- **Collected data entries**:
****
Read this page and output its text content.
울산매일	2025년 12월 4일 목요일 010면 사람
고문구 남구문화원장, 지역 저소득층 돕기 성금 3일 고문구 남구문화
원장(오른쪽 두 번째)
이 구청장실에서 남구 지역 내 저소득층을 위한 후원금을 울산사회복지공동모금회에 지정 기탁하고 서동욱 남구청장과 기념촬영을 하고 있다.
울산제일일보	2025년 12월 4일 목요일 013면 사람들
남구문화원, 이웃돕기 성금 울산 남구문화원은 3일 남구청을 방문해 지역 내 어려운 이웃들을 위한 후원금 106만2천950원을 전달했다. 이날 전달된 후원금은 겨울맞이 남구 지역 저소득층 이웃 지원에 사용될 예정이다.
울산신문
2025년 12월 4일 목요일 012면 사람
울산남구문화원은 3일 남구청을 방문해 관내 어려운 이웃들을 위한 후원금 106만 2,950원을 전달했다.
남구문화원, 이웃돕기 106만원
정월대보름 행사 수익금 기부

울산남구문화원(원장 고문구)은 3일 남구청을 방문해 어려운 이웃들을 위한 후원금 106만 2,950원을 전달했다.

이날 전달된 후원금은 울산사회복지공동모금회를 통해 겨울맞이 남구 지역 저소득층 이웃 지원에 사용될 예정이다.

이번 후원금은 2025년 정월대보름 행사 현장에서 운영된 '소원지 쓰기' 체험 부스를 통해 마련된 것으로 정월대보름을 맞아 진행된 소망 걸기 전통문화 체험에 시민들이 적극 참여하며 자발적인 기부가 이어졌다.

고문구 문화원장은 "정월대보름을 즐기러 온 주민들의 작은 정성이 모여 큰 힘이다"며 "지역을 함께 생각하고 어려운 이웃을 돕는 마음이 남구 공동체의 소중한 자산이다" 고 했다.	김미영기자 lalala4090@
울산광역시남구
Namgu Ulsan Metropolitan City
****
- **Task directions**: Where a line in the entries holds the word "이웃돕기", copy that line.

- **Task result**:
남구문화원, 이웃돕기 성금 울산 남구문화원은 3일 남구청을 방문해 지역 내 어려운 이웃들을 위한 후원금 106만2천950원을 전달했다. 이날 전달된 후원금은 겨울맞이 남구 지역 저소득층 이웃 지원에 사용될 예정이다.
남구문화원, 이웃돕기 106만원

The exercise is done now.